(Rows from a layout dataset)
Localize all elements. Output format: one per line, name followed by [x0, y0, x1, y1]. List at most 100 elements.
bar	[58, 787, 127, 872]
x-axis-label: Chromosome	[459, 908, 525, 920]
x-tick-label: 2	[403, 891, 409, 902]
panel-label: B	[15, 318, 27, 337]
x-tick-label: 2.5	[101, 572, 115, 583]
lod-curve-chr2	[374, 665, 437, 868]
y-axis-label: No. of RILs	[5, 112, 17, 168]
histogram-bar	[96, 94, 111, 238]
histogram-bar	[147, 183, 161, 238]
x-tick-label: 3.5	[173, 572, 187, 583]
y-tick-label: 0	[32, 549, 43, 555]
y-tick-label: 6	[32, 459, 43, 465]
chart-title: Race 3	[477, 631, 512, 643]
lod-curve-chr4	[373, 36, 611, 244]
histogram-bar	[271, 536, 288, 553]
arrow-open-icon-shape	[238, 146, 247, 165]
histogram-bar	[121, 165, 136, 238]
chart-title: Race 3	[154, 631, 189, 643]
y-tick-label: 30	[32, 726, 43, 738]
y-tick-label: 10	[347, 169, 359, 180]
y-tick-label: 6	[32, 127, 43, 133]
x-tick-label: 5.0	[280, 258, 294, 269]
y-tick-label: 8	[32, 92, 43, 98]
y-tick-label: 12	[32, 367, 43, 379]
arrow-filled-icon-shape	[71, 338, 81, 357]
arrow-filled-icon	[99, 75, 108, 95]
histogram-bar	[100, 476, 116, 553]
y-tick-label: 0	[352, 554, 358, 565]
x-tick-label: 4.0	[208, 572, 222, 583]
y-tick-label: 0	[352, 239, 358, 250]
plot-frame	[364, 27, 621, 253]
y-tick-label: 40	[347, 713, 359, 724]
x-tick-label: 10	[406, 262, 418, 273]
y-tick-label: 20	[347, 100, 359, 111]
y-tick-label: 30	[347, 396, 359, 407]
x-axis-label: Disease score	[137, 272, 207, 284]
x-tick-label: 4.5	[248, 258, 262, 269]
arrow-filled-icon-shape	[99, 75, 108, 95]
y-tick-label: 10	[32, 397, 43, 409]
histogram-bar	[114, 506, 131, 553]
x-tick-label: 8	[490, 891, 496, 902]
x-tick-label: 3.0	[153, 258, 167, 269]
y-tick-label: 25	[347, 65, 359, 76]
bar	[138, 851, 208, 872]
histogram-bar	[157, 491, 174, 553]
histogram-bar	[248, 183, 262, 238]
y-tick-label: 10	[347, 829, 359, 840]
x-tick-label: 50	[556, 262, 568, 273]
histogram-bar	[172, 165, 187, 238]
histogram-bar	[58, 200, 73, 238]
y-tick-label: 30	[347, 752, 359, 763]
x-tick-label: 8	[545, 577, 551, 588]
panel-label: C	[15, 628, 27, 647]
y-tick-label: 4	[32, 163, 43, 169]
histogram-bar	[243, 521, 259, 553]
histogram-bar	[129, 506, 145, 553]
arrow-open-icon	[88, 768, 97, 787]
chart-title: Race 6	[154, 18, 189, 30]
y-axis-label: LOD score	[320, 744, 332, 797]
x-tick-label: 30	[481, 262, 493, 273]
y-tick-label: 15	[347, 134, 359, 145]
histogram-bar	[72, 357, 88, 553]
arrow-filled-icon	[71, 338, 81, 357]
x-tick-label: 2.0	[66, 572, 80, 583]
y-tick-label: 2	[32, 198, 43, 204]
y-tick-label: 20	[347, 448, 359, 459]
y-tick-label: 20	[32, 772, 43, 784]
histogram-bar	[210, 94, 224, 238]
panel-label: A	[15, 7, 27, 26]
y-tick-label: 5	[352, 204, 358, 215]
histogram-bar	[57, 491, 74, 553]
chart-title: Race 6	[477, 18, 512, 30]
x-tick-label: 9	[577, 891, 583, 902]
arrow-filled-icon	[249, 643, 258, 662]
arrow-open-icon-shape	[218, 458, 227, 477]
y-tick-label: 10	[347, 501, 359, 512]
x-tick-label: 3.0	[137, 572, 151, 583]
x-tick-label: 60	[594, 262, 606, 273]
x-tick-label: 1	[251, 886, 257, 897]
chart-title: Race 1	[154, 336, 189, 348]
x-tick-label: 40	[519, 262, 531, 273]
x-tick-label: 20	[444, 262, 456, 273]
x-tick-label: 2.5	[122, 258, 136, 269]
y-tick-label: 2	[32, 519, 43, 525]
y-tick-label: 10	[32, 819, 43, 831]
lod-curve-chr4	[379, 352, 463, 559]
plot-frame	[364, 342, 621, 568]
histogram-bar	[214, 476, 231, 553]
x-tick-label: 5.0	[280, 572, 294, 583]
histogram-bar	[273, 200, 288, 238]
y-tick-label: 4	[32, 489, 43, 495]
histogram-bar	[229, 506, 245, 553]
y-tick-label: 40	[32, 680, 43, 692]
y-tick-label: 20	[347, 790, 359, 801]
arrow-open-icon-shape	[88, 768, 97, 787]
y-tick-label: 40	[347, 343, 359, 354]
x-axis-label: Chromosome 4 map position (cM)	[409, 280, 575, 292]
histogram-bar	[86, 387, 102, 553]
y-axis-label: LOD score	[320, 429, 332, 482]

> Requirements: Copy the lines from the very first one down through the line that contains "891, 409, 902]", keeping both ends.

> Complete answer:
Localize all elements. Output format: one per line, name followed by [x0, y0, x1, y1]. List at most 100 elements.
bar	[58, 787, 127, 872]
x-axis-label: Chromosome	[459, 908, 525, 920]
x-tick-label: 2	[403, 891, 409, 902]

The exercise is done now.